GIVEN TASK
Copy each line below exactly and leave the pictures out.

□ □ □ □ □ □ □

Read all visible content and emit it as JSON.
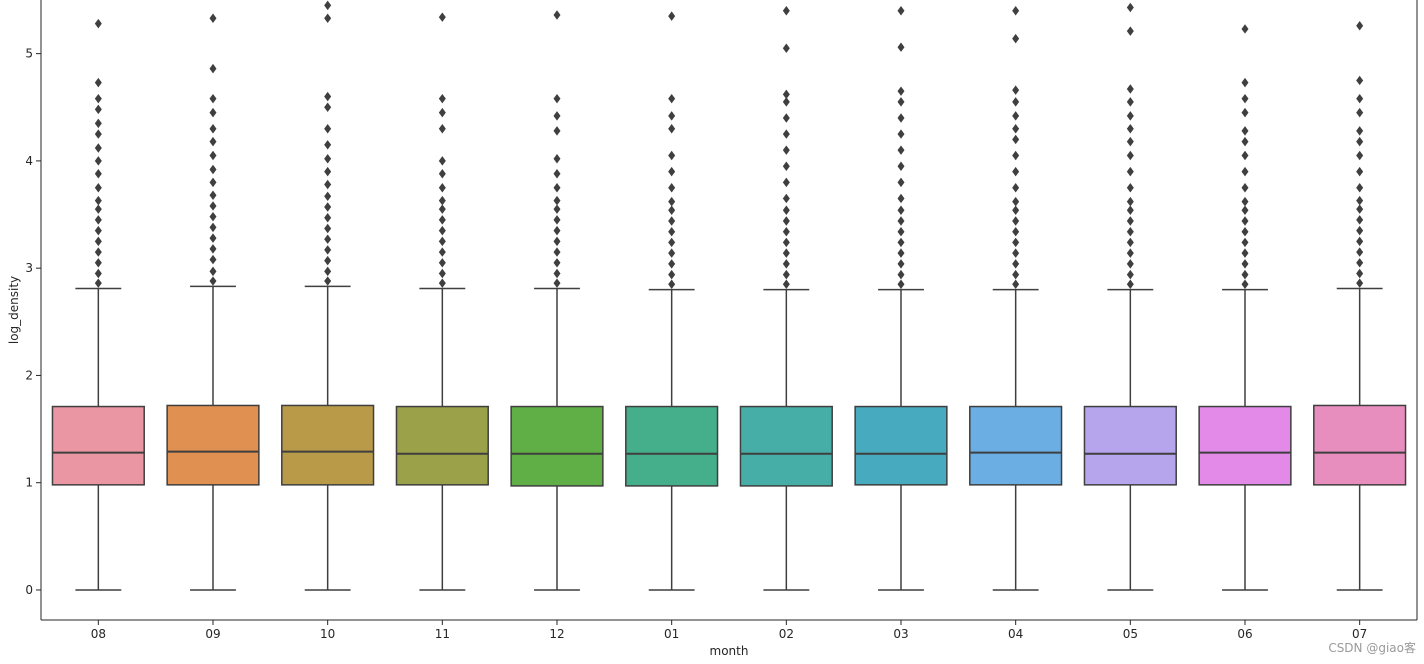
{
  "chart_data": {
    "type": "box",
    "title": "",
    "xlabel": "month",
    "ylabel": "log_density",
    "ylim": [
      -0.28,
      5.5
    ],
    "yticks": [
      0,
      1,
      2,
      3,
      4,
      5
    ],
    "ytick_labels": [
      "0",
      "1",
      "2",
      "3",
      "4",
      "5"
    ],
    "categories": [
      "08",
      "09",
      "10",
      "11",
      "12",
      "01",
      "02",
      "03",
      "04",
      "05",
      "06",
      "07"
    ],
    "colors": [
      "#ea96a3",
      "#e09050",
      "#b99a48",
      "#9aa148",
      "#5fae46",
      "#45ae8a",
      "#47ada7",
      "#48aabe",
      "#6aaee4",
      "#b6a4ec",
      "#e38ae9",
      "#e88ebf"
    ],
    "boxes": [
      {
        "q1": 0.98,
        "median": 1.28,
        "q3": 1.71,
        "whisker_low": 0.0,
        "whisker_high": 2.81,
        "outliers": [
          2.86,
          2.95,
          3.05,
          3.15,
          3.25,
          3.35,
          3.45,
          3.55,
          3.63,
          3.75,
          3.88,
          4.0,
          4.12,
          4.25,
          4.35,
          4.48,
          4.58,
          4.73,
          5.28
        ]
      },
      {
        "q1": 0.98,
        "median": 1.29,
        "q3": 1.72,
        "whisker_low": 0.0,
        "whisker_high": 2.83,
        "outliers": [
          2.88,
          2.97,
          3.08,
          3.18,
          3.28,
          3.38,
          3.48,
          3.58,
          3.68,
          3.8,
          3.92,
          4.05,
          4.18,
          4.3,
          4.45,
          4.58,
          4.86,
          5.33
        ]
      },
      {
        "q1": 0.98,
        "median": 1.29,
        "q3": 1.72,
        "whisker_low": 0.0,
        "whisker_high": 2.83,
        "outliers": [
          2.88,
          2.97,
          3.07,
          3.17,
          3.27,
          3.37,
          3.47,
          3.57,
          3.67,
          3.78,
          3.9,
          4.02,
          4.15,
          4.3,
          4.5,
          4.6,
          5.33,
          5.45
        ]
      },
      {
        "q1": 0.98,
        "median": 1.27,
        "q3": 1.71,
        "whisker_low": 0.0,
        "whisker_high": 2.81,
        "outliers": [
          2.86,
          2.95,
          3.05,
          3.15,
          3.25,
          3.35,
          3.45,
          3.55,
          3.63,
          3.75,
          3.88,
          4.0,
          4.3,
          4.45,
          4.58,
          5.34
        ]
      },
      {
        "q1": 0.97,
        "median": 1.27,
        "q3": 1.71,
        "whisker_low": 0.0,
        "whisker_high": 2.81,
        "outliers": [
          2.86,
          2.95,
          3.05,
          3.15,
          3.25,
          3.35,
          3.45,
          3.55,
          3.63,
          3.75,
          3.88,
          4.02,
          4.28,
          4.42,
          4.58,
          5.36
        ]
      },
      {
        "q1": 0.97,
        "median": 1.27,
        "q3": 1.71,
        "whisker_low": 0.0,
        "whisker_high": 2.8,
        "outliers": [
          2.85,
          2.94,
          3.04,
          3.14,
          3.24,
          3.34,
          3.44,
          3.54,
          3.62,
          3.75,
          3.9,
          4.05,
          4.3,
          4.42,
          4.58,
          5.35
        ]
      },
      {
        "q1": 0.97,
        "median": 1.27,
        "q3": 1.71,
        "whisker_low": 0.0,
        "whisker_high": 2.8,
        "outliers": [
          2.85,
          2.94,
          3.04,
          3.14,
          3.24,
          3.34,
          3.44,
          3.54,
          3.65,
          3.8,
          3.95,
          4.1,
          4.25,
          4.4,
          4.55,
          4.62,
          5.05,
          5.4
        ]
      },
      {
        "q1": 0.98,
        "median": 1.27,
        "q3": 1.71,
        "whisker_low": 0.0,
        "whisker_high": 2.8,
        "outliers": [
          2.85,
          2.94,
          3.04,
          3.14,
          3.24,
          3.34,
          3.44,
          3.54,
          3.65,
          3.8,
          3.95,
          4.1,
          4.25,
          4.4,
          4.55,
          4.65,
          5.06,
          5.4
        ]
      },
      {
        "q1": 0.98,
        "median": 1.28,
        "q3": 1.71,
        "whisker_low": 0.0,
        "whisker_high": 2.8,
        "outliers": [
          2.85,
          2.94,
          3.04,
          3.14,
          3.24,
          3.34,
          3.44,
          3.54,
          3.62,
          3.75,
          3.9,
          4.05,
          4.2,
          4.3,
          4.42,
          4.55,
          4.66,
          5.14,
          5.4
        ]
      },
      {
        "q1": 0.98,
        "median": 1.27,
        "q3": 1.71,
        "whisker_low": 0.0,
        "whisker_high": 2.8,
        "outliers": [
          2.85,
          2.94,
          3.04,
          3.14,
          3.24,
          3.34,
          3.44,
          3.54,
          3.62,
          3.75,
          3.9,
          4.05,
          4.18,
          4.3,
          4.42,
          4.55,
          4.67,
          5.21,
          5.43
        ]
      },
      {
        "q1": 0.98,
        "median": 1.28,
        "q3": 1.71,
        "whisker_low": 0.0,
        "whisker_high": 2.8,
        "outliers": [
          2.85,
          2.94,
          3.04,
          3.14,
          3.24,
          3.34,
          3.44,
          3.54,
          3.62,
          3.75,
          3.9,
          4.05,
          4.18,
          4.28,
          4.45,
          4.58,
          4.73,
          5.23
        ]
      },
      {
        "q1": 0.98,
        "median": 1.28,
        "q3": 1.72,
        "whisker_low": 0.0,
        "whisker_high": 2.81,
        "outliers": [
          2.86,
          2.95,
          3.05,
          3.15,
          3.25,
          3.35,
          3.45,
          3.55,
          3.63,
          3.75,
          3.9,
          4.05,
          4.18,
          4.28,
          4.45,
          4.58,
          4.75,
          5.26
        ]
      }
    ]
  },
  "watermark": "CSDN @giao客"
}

□ □ □ □ □ □ □

RESPONSE
Read all visible content and emit it as JSON.
{
  "chart_data": {
    "type": "box",
    "title": "",
    "xlabel": "month",
    "ylabel": "log_density",
    "ylim": [
      -0.28,
      5.5
    ],
    "yticks": [
      0,
      1,
      2,
      3,
      4,
      5
    ],
    "ytick_labels": [
      "0",
      "1",
      "2",
      "3",
      "4",
      "5"
    ],
    "categories": [
      "08",
      "09",
      "10",
      "11",
      "12",
      "01",
      "02",
      "03",
      "04",
      "05",
      "06",
      "07"
    ],
    "colors": [
      "#ea96a3",
      "#e09050",
      "#b99a48",
      "#9aa148",
      "#5fae46",
      "#45ae8a",
      "#47ada7",
      "#48aabe",
      "#6aaee4",
      "#b6a4ec",
      "#e38ae9",
      "#e88ebf"
    ],
    "boxes": [
      {
        "q1": 0.98,
        "median": 1.28,
        "q3": 1.71,
        "whisker_low": 0.0,
        "whisker_high": 2.81,
        "outliers": [
          2.86,
          2.95,
          3.05,
          3.15,
          3.25,
          3.35,
          3.45,
          3.55,
          3.63,
          3.75,
          3.88,
          4.0,
          4.12,
          4.25,
          4.35,
          4.48,
          4.58,
          4.73,
          5.28
        ]
      },
      {
        "q1": 0.98,
        "median": 1.29,
        "q3": 1.72,
        "whisker_low": 0.0,
        "whisker_high": 2.83,
        "outliers": [
          2.88,
          2.97,
          3.08,
          3.18,
          3.28,
          3.38,
          3.48,
          3.58,
          3.68,
          3.8,
          3.92,
          4.05,
          4.18,
          4.3,
          4.45,
          4.58,
          4.86,
          5.33
        ]
      },
      {
        "q1": 0.98,
        "median": 1.29,
        "q3": 1.72,
        "whisker_low": 0.0,
        "whisker_high": 2.83,
        "outliers": [
          2.88,
          2.97,
          3.07,
          3.17,
          3.27,
          3.37,
          3.47,
          3.57,
          3.67,
          3.78,
          3.9,
          4.02,
          4.15,
          4.3,
          4.5,
          4.6,
          5.33,
          5.45
        ]
      },
      {
        "q1": 0.98,
        "median": 1.27,
        "q3": 1.71,
        "whisker_low": 0.0,
        "whisker_high": 2.81,
        "outliers": [
          2.86,
          2.95,
          3.05,
          3.15,
          3.25,
          3.35,
          3.45,
          3.55,
          3.63,
          3.75,
          3.88,
          4.0,
          4.3,
          4.45,
          4.58,
          5.34
        ]
      },
      {
        "q1": 0.97,
        "median": 1.27,
        "q3": 1.71,
        "whisker_low": 0.0,
        "whisker_high": 2.81,
        "outliers": [
          2.86,
          2.95,
          3.05,
          3.15,
          3.25,
          3.35,
          3.45,
          3.55,
          3.63,
          3.75,
          3.88,
          4.02,
          4.28,
          4.42,
          4.58,
          5.36
        ]
      },
      {
        "q1": 0.97,
        "median": 1.27,
        "q3": 1.71,
        "whisker_low": 0.0,
        "whisker_high": 2.8,
        "outliers": [
          2.85,
          2.94,
          3.04,
          3.14,
          3.24,
          3.34,
          3.44,
          3.54,
          3.62,
          3.75,
          3.9,
          4.05,
          4.3,
          4.42,
          4.58,
          5.35
        ]
      },
      {
        "q1": 0.97,
        "median": 1.27,
        "q3": 1.71,
        "whisker_low": 0.0,
        "whisker_high": 2.8,
        "outliers": [
          2.85,
          2.94,
          3.04,
          3.14,
          3.24,
          3.34,
          3.44,
          3.54,
          3.65,
          3.8,
          3.95,
          4.1,
          4.25,
          4.4,
          4.55,
          4.62,
          5.05,
          5.4
        ]
      },
      {
        "q1": 0.98,
        "median": 1.27,
        "q3": 1.71,
        "whisker_low": 0.0,
        "whisker_high": 2.8,
        "outliers": [
          2.85,
          2.94,
          3.04,
          3.14,
          3.24,
          3.34,
          3.44,
          3.54,
          3.65,
          3.8,
          3.95,
          4.1,
          4.25,
          4.4,
          4.55,
          4.65,
          5.06,
          5.4
        ]
      },
      {
        "q1": 0.98,
        "median": 1.28,
        "q3": 1.71,
        "whisker_low": 0.0,
        "whisker_high": 2.8,
        "outliers": [
          2.85,
          2.94,
          3.04,
          3.14,
          3.24,
          3.34,
          3.44,
          3.54,
          3.62,
          3.75,
          3.9,
          4.05,
          4.2,
          4.3,
          4.42,
          4.55,
          4.66,
          5.14,
          5.4
        ]
      },
      {
        "q1": 0.98,
        "median": 1.27,
        "q3": 1.71,
        "whisker_low": 0.0,
        "whisker_high": 2.8,
        "outliers": [
          2.85,
          2.94,
          3.04,
          3.14,
          3.24,
          3.34,
          3.44,
          3.54,
          3.62,
          3.75,
          3.9,
          4.05,
          4.18,
          4.3,
          4.42,
          4.55,
          4.67,
          5.21,
          5.43
        ]
      },
      {
        "q1": 0.98,
        "median": 1.28,
        "q3": 1.71,
        "whisker_low": 0.0,
        "whisker_high": 2.8,
        "outliers": [
          2.85,
          2.94,
          3.04,
          3.14,
          3.24,
          3.34,
          3.44,
          3.54,
          3.62,
          3.75,
          3.9,
          4.05,
          4.18,
          4.28,
          4.45,
          4.58,
          4.73,
          5.23
        ]
      },
      {
        "q1": 0.98,
        "median": 1.28,
        "q3": 1.72,
        "whisker_low": 0.0,
        "whisker_high": 2.81,
        "outliers": [
          2.86,
          2.95,
          3.05,
          3.15,
          3.25,
          3.35,
          3.45,
          3.55,
          3.63,
          3.75,
          3.9,
          4.05,
          4.18,
          4.28,
          4.45,
          4.58,
          4.75,
          5.26
        ]
      }
    ]
  },
  "watermark": "CSDN @giao客"
}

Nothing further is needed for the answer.